> _Material supplied_:
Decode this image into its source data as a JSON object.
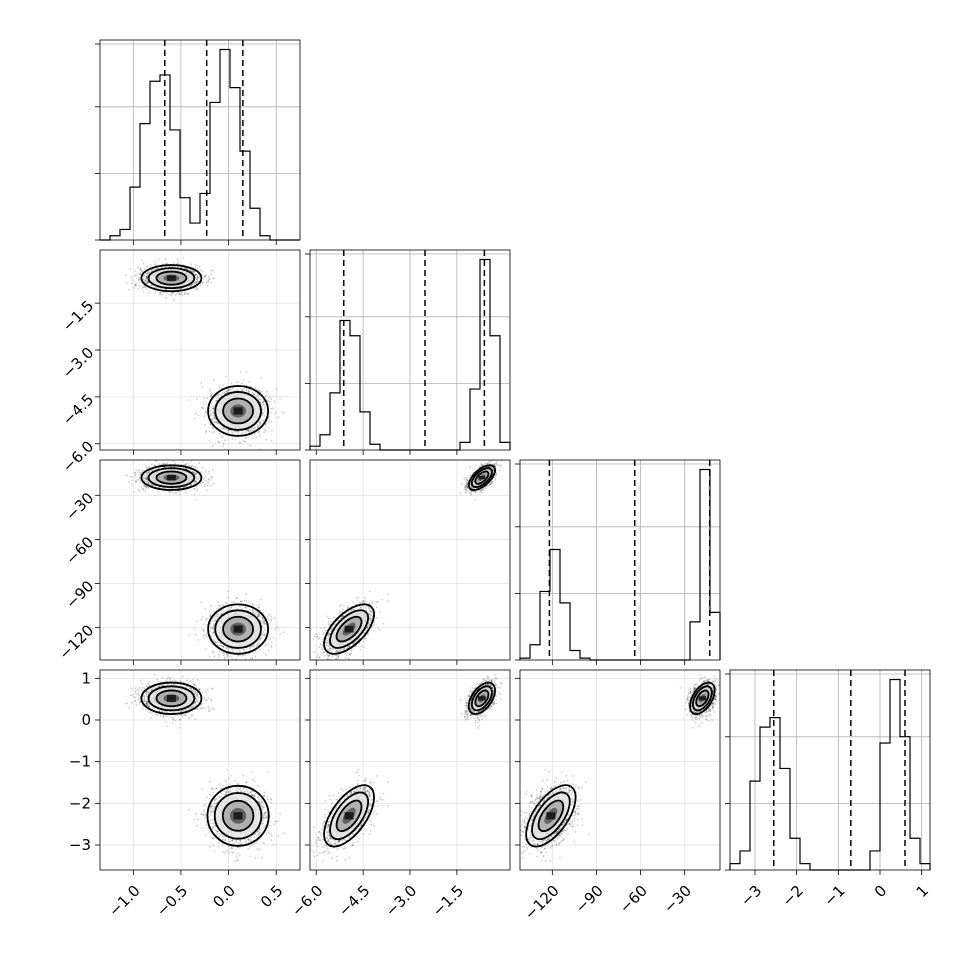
{
  "chart_data": {
    "type": "corner",
    "title": "",
    "parameters": [
      {
        "name": "",
        "range": [
          -1.35,
          0.75
        ],
        "ticks": [
          -1.0,
          -0.5,
          0.0,
          0.5
        ],
        "tick_labels": [
          "−1.0",
          "−0.5",
          "0.0",
          "0.5"
        ],
        "quantiles": [
          -0.67,
          -0.23,
          0.15
        ],
        "hist_edges": [
          -1.35,
          -1.245,
          -1.14,
          -1.035,
          -0.93,
          -0.825,
          -0.72,
          -0.615,
          -0.51,
          -0.405,
          -0.3,
          -0.195,
          -0.09,
          0.015,
          0.12,
          0.225,
          0.33,
          0.435,
          0.54,
          0.645,
          0.75
        ],
        "hist_values": [
          0,
          2,
          5,
          25,
          55,
          75,
          78,
          52,
          20,
          8,
          22,
          65,
          90,
          72,
          42,
          15,
          2,
          0,
          0,
          0
        ]
      },
      {
        "name": "",
        "range": [
          -6.2,
          0.2
        ],
        "ticks": [
          -6.0,
          -4.5,
          -3.0,
          -1.5
        ],
        "tick_labels": [
          "−6.0",
          "−4.5",
          "−3.0",
          "−1.5"
        ],
        "quantiles": [
          -5.12,
          -2.52,
          -0.62
        ],
        "hist_edges": [
          -6.2,
          -5.88,
          -5.56,
          -5.24,
          -4.92,
          -4.6,
          -4.28,
          -3.96,
          -3.64,
          -3.32,
          -3.0,
          -2.68,
          -2.36,
          -2.04,
          -1.72,
          -1.4,
          -1.08,
          -0.76,
          -0.44,
          -0.12,
          0.2
        ],
        "hist_values": [
          2,
          8,
          30,
          68,
          60,
          20,
          3,
          0,
          0,
          0,
          0,
          0,
          0,
          0,
          0,
          4,
          32,
          100,
          60,
          4
        ]
      },
      {
        "name": "",
        "range": [
          -142,
          -6
        ],
        "ticks": [
          -120,
          -90,
          -60,
          -30
        ],
        "tick_labels": [
          "−120",
          "−90",
          "−60",
          "−30"
        ],
        "quantiles": [
          -122,
          -64,
          -13
        ],
        "hist_edges": [
          -142,
          -135.2,
          -128.4,
          -121.6,
          -114.8,
          -108,
          -101.2,
          -94.4,
          -87.6,
          -80.8,
          -74,
          -67.2,
          -60.4,
          -53.6,
          -46.8,
          -40,
          -33.2,
          -26.4,
          -19.6,
          -12.8,
          -6
        ],
        "hist_values": [
          1,
          8,
          36,
          58,
          30,
          5,
          1,
          0,
          0,
          0,
          0,
          0,
          0,
          0,
          0,
          0,
          0,
          20,
          100,
          25
        ]
      },
      {
        "name": "",
        "range": [
          -3.6,
          1.2
        ],
        "ticks": [
          -3,
          -2,
          -1,
          0,
          1
        ],
        "tick_labels": [
          "−3",
          "−2",
          "−1",
          "0",
          "1"
        ],
        "quantiles": [
          -2.55,
          -0.7,
          0.6
        ],
        "hist_edges": [
          -3.6,
          -3.36,
          -3.12,
          -2.88,
          -2.64,
          -2.4,
          -2.16,
          -1.92,
          -1.68,
          -1.44,
          -1.2,
          -0.96,
          -0.72,
          -0.48,
          -0.24,
          0.0,
          0.24,
          0.48,
          0.72,
          0.96,
          1.2
        ],
        "hist_values": [
          2,
          6,
          28,
          45,
          48,
          32,
          10,
          2,
          0,
          0,
          0,
          0,
          0,
          0,
          6,
          40,
          60,
          42,
          10,
          2
        ]
      }
    ],
    "modes": [
      {
        "means": [
          -0.6,
          -0.7,
          -18,
          0.52
        ],
        "sd": [
          0.15,
          0.2,
          4,
          0.18
        ],
        "weight": 0.5,
        "corr": [
          [
            1,
            0,
            0,
            0
          ],
          [
            0,
            1,
            0.6,
            0.5
          ],
          [
            0,
            0.6,
            1,
            0.5
          ],
          [
            0,
            0.5,
            0.5,
            1
          ]
        ]
      },
      {
        "means": [
          0.1,
          -4.95,
          -121,
          -2.3
        ],
        "sd": [
          0.15,
          0.38,
          8,
          0.35
        ],
        "weight": 0.5,
        "corr": [
          [
            1,
            0,
            0,
            0
          ],
          [
            0,
            1,
            0.6,
            0.6
          ],
          [
            0,
            0.6,
            1,
            0.6
          ],
          [
            0,
            0.6,
            0.6,
            1
          ]
        ]
      }
    ],
    "grid": true,
    "colors": {
      "line": "#000000",
      "grid": "#b0b0b0",
      "points": "#000000",
      "fill_low": "#f0f0f0",
      "fill_high": "#202020"
    }
  }
}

> _Given task_: Transcribe the listing in full and omit the pictures.

> _Answer_:
Decode this image into its source data as a JSON object.
{
  "chart_data": {
    "type": "corner",
    "title": "",
    "parameters": [
      {
        "name": "",
        "range": [
          -1.35,
          0.75
        ],
        "ticks": [
          -1.0,
          -0.5,
          0.0,
          0.5
        ],
        "tick_labels": [
          "−1.0",
          "−0.5",
          "0.0",
          "0.5"
        ],
        "quantiles": [
          -0.67,
          -0.23,
          0.15
        ],
        "hist_edges": [
          -1.35,
          -1.245,
          -1.14,
          -1.035,
          -0.93,
          -0.825,
          -0.72,
          -0.615,
          -0.51,
          -0.405,
          -0.3,
          -0.195,
          -0.09,
          0.015,
          0.12,
          0.225,
          0.33,
          0.435,
          0.54,
          0.645,
          0.75
        ],
        "hist_values": [
          0,
          2,
          5,
          25,
          55,
          75,
          78,
          52,
          20,
          8,
          22,
          65,
          90,
          72,
          42,
          15,
          2,
          0,
          0,
          0
        ]
      },
      {
        "name": "",
        "range": [
          -6.2,
          0.2
        ],
        "ticks": [
          -6.0,
          -4.5,
          -3.0,
          -1.5
        ],
        "tick_labels": [
          "−6.0",
          "−4.5",
          "−3.0",
          "−1.5"
        ],
        "quantiles": [
          -5.12,
          -2.52,
          -0.62
        ],
        "hist_edges": [
          -6.2,
          -5.88,
          -5.56,
          -5.24,
          -4.92,
          -4.6,
          -4.28,
          -3.96,
          -3.64,
          -3.32,
          -3.0,
          -2.68,
          -2.36,
          -2.04,
          -1.72,
          -1.4,
          -1.08,
          -0.76,
          -0.44,
          -0.12,
          0.2
        ],
        "hist_values": [
          2,
          8,
          30,
          68,
          60,
          20,
          3,
          0,
          0,
          0,
          0,
          0,
          0,
          0,
          0,
          4,
          32,
          100,
          60,
          4
        ]
      },
      {
        "name": "",
        "range": [
          -142,
          -6
        ],
        "ticks": [
          -120,
          -90,
          -60,
          -30
        ],
        "tick_labels": [
          "−120",
          "−90",
          "−60",
          "−30"
        ],
        "quantiles": [
          -122,
          -64,
          -13
        ],
        "hist_edges": [
          -142,
          -135.2,
          -128.4,
          -121.6,
          -114.8,
          -108,
          -101.2,
          -94.4,
          -87.6,
          -80.8,
          -74,
          -67.2,
          -60.4,
          -53.6,
          -46.8,
          -40,
          -33.2,
          -26.4,
          -19.6,
          -12.8,
          -6
        ],
        "hist_values": [
          1,
          8,
          36,
          58,
          30,
          5,
          1,
          0,
          0,
          0,
          0,
          0,
          0,
          0,
          0,
          0,
          0,
          20,
          100,
          25
        ]
      },
      {
        "name": "",
        "range": [
          -3.6,
          1.2
        ],
        "ticks": [
          -3,
          -2,
          -1,
          0,
          1
        ],
        "tick_labels": [
          "−3",
          "−2",
          "−1",
          "0",
          "1"
        ],
        "quantiles": [
          -2.55,
          -0.7,
          0.6
        ],
        "hist_edges": [
          -3.6,
          -3.36,
          -3.12,
          -2.88,
          -2.64,
          -2.4,
          -2.16,
          -1.92,
          -1.68,
          -1.44,
          -1.2,
          -0.96,
          -0.72,
          -0.48,
          -0.24,
          0.0,
          0.24,
          0.48,
          0.72,
          0.96,
          1.2
        ],
        "hist_values": [
          2,
          6,
          28,
          45,
          48,
          32,
          10,
          2,
          0,
          0,
          0,
          0,
          0,
          0,
          6,
          40,
          60,
          42,
          10,
          2
        ]
      }
    ],
    "modes": [
      {
        "means": [
          -0.6,
          -0.7,
          -18,
          0.52
        ],
        "sd": [
          0.15,
          0.2,
          4,
          0.18
        ],
        "weight": 0.5,
        "corr": [
          [
            1,
            0,
            0,
            0
          ],
          [
            0,
            1,
            0.6,
            0.5
          ],
          [
            0,
            0.6,
            1,
            0.5
          ],
          [
            0,
            0.5,
            0.5,
            1
          ]
        ]
      },
      {
        "means": [
          0.1,
          -4.95,
          -121,
          -2.3
        ],
        "sd": [
          0.15,
          0.38,
          8,
          0.35
        ],
        "weight": 0.5,
        "corr": [
          [
            1,
            0,
            0,
            0
          ],
          [
            0,
            1,
            0.6,
            0.6
          ],
          [
            0,
            0.6,
            1,
            0.6
          ],
          [
            0,
            0.6,
            0.6,
            1
          ]
        ]
      }
    ],
    "grid": true,
    "colors": {
      "line": "#000000",
      "grid": "#b0b0b0",
      "points": "#000000",
      "fill_low": "#f0f0f0",
      "fill_high": "#202020"
    }
  }
}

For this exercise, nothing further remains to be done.